>>>

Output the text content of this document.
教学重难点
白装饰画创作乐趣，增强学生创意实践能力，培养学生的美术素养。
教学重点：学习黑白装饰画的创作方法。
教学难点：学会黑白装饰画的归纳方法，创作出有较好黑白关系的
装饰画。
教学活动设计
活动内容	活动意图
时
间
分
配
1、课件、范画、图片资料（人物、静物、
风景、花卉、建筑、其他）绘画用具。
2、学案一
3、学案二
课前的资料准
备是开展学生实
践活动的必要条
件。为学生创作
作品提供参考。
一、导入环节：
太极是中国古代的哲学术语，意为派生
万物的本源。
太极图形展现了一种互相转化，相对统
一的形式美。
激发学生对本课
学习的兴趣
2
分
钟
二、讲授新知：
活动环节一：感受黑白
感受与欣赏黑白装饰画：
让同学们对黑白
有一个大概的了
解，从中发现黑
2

<<<
>>>

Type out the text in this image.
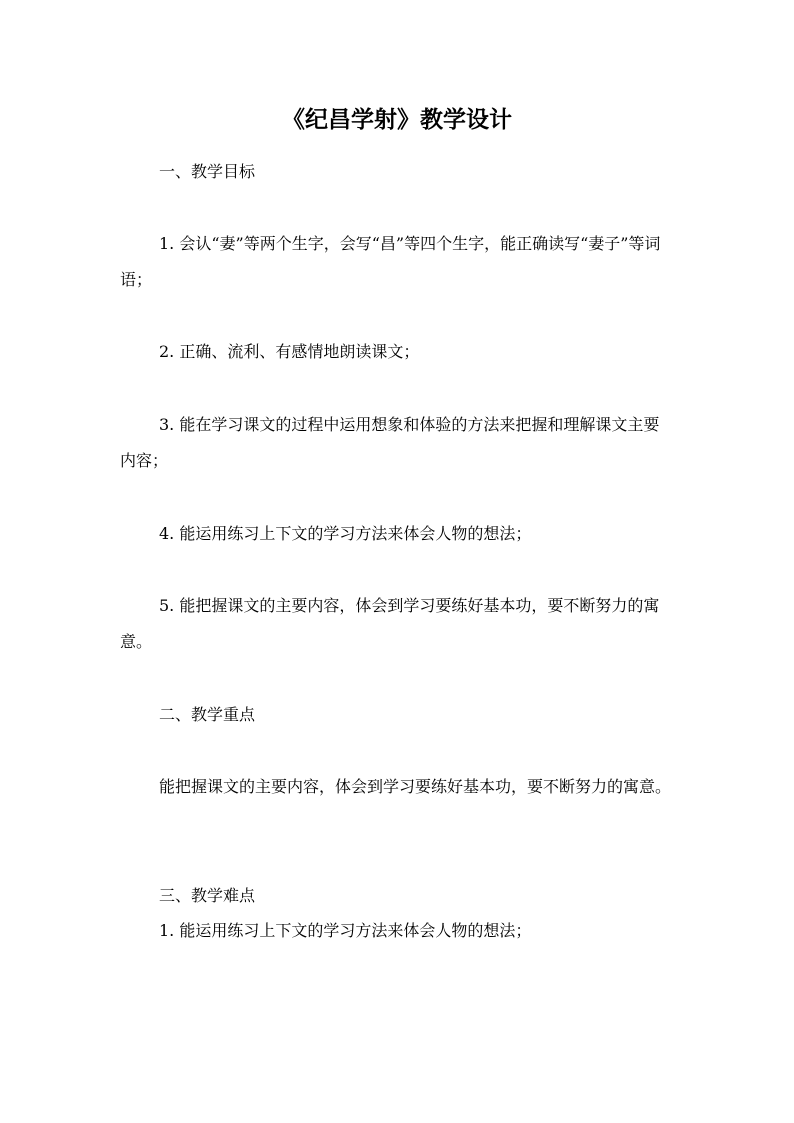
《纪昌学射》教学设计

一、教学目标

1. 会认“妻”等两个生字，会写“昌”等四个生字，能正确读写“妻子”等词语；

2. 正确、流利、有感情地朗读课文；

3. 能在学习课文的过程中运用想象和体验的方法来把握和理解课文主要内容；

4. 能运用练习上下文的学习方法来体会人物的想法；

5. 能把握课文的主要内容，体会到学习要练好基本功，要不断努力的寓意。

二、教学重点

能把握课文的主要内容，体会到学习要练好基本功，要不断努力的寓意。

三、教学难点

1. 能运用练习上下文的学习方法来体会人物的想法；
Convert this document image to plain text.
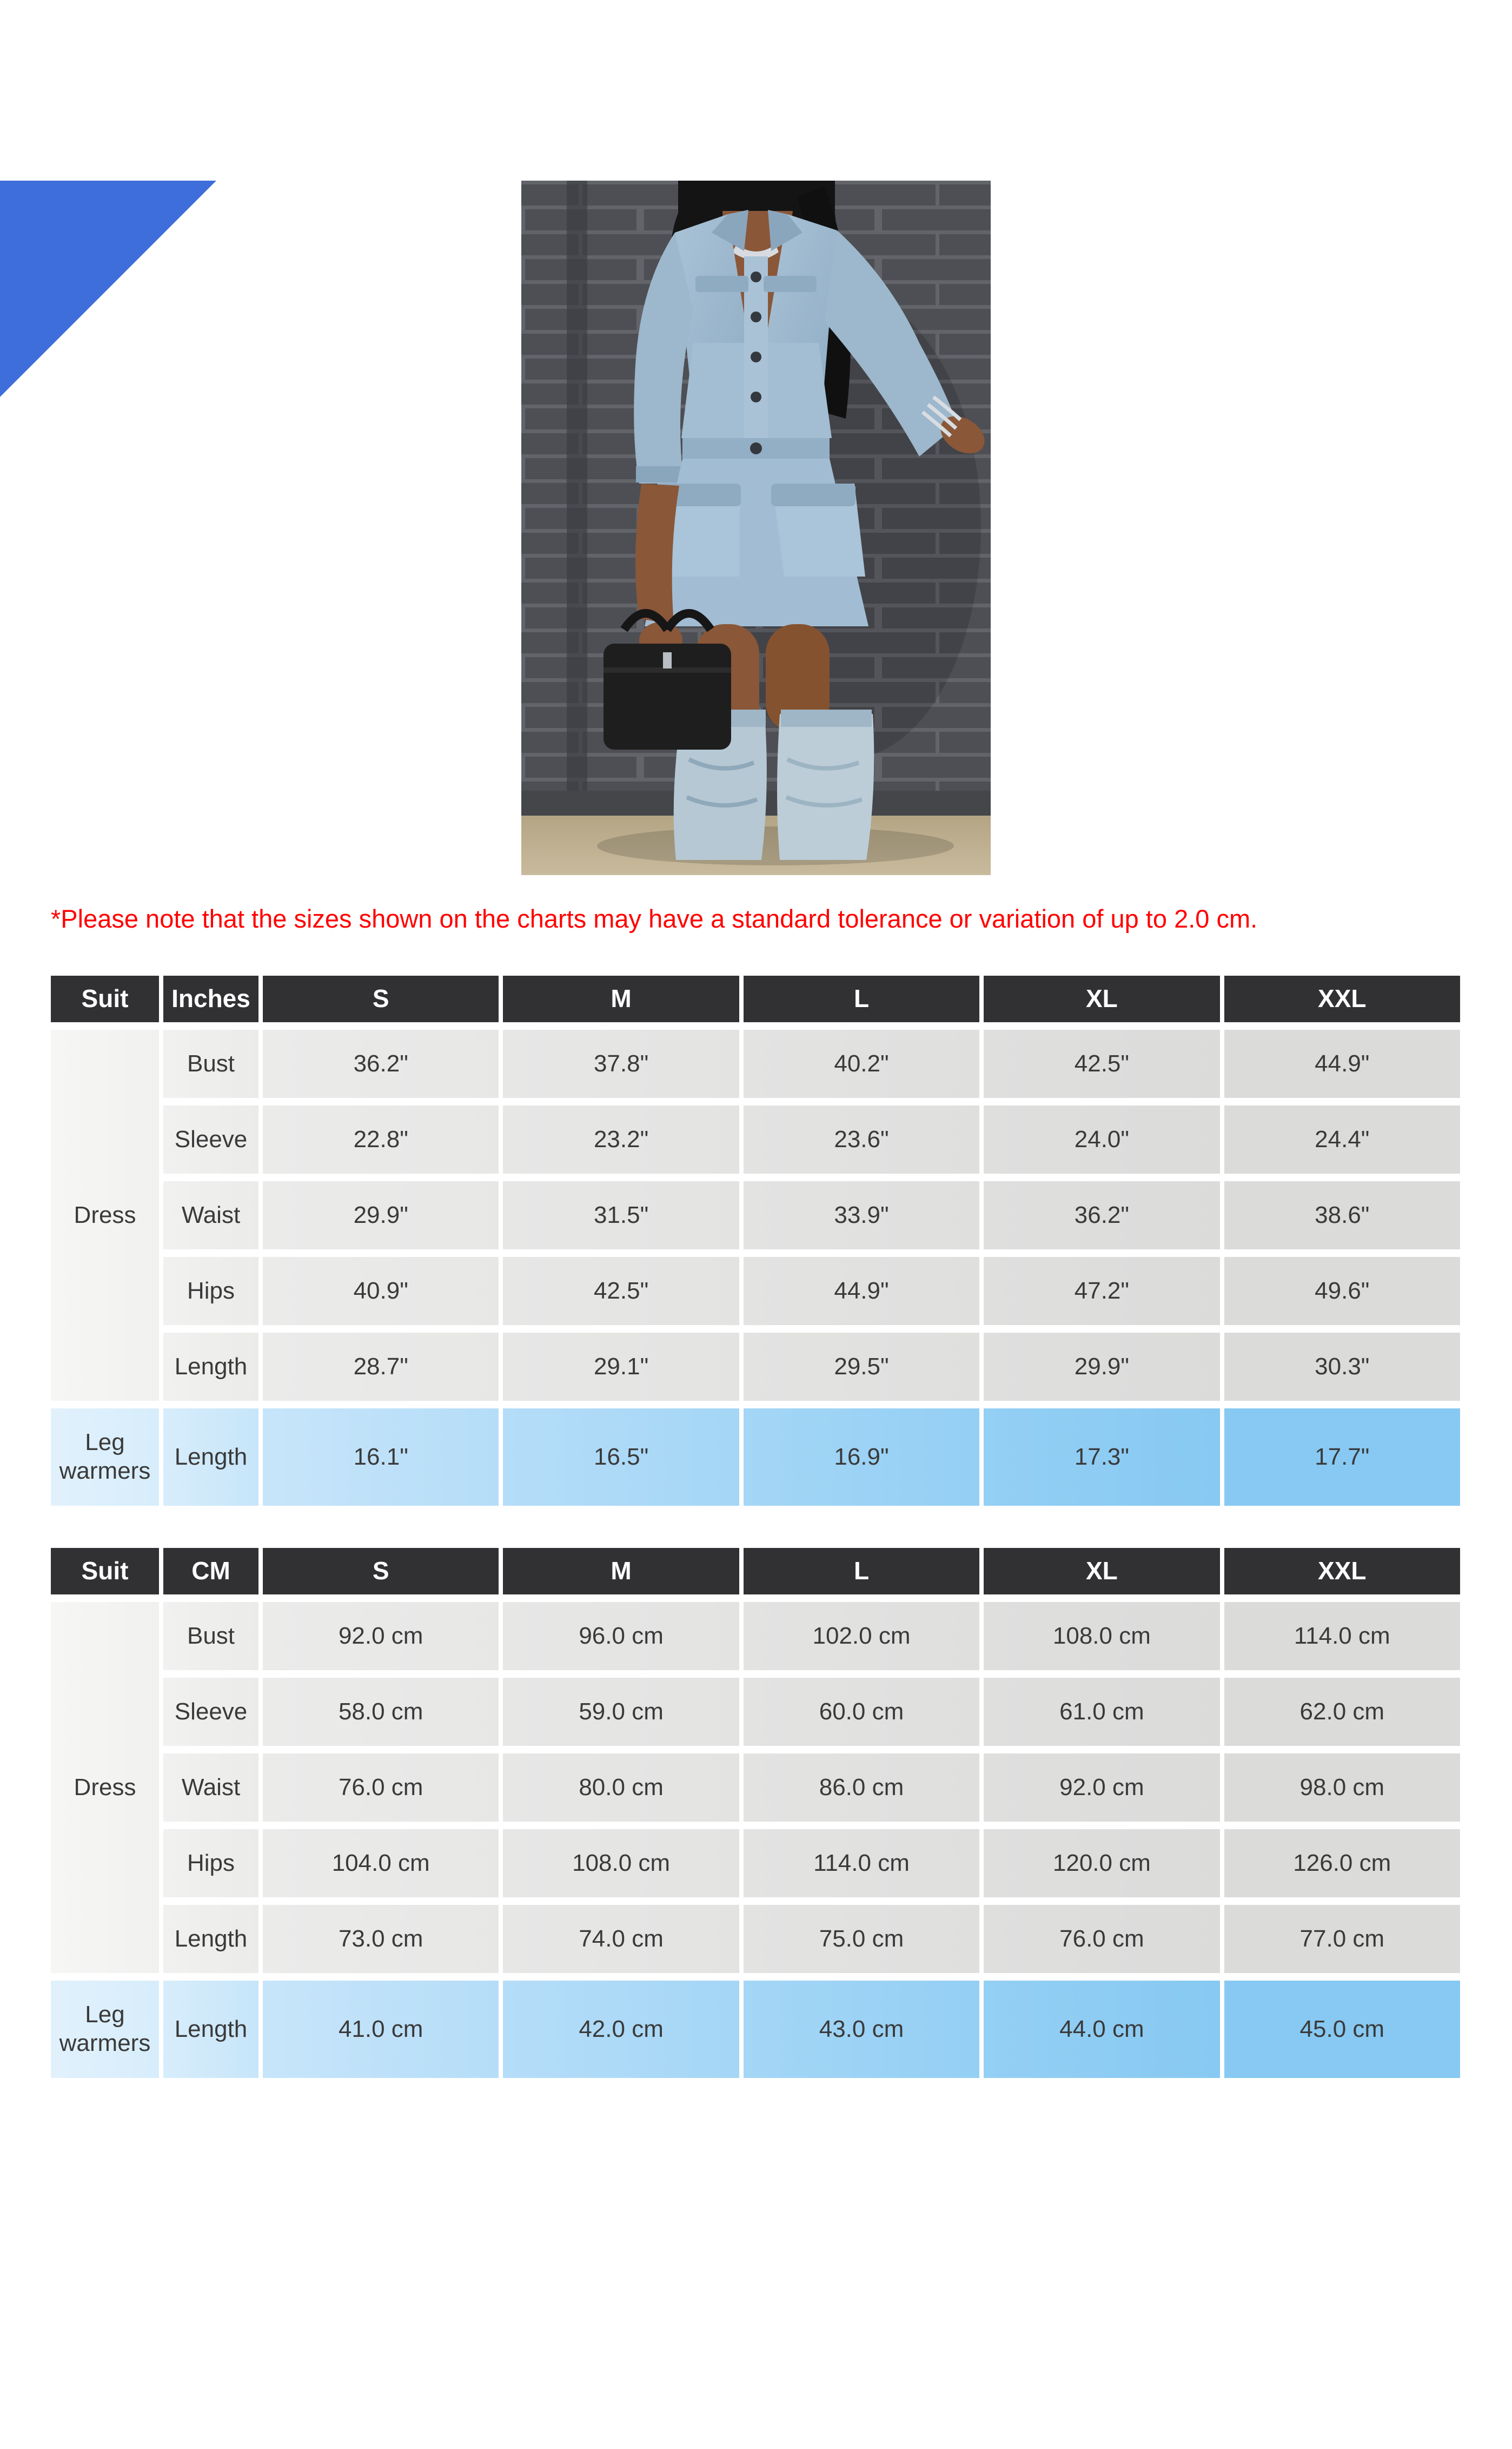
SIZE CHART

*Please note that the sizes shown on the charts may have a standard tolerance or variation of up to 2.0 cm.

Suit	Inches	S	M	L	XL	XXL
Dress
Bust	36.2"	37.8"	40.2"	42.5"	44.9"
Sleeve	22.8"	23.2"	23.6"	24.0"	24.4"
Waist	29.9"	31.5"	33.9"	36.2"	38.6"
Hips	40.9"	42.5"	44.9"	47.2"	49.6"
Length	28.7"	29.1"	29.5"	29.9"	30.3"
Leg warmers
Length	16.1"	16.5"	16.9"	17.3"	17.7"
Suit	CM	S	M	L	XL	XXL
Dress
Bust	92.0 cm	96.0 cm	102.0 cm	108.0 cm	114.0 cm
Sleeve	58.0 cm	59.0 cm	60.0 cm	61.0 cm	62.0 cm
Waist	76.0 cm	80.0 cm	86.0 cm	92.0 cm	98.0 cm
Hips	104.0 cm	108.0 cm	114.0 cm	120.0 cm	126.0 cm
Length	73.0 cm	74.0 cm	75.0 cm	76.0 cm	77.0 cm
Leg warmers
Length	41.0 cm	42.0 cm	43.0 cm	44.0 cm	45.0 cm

<<<
>>>

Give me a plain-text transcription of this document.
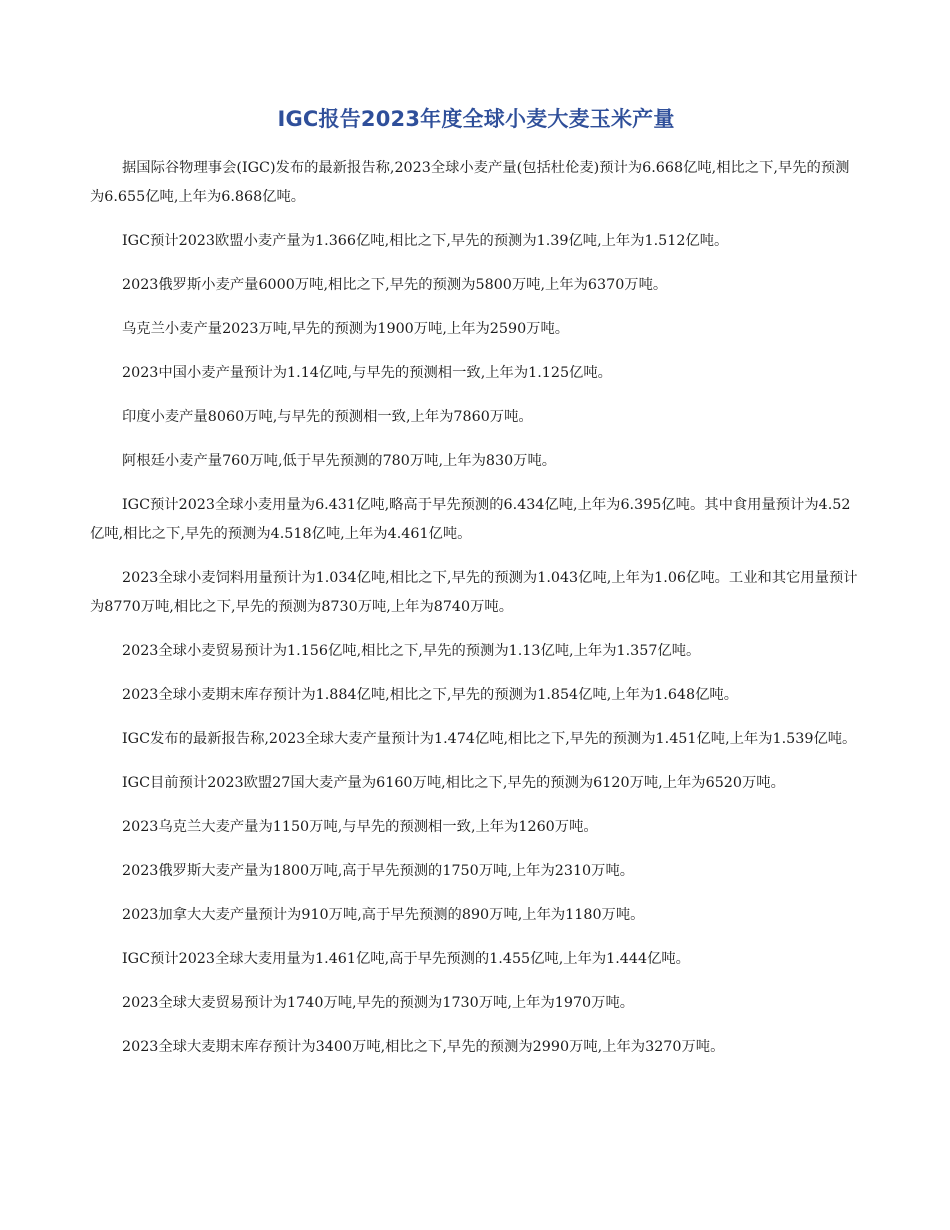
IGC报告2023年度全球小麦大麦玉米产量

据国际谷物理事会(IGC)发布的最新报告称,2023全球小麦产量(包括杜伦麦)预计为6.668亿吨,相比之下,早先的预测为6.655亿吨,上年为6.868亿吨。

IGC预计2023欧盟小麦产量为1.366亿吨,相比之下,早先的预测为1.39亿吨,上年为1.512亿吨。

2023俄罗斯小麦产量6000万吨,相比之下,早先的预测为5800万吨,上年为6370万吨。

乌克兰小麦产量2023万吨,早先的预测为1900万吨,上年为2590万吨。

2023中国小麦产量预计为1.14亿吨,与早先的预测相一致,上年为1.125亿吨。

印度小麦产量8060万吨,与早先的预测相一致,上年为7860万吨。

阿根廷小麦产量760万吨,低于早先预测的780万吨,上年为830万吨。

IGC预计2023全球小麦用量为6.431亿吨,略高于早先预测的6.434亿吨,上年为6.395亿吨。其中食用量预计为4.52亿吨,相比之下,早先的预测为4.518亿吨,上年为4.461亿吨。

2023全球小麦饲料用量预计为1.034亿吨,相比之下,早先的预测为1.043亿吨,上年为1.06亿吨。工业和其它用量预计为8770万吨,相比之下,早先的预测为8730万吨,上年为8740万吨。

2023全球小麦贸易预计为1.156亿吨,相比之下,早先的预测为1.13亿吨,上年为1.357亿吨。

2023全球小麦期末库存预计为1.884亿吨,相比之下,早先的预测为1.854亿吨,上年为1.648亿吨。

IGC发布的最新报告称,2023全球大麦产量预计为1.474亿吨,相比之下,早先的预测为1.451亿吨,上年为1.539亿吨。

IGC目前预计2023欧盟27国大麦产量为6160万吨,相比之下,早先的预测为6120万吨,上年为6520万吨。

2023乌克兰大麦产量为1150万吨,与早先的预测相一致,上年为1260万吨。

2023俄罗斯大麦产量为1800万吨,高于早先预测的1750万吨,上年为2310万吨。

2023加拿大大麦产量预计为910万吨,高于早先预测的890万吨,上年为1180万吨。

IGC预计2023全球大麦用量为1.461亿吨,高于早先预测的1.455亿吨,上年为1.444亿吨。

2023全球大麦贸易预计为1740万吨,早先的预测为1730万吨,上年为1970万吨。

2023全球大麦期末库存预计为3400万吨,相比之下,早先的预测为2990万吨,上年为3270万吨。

<<<

Scan the material above. Return every line containing the string "Hips".

Written answer >>
Hips	40.9"	42.5"	44.9"	47.2"	49.6"
Hips	104.0 cm	108.0 cm	114.0 cm	120.0 cm	126.0 cm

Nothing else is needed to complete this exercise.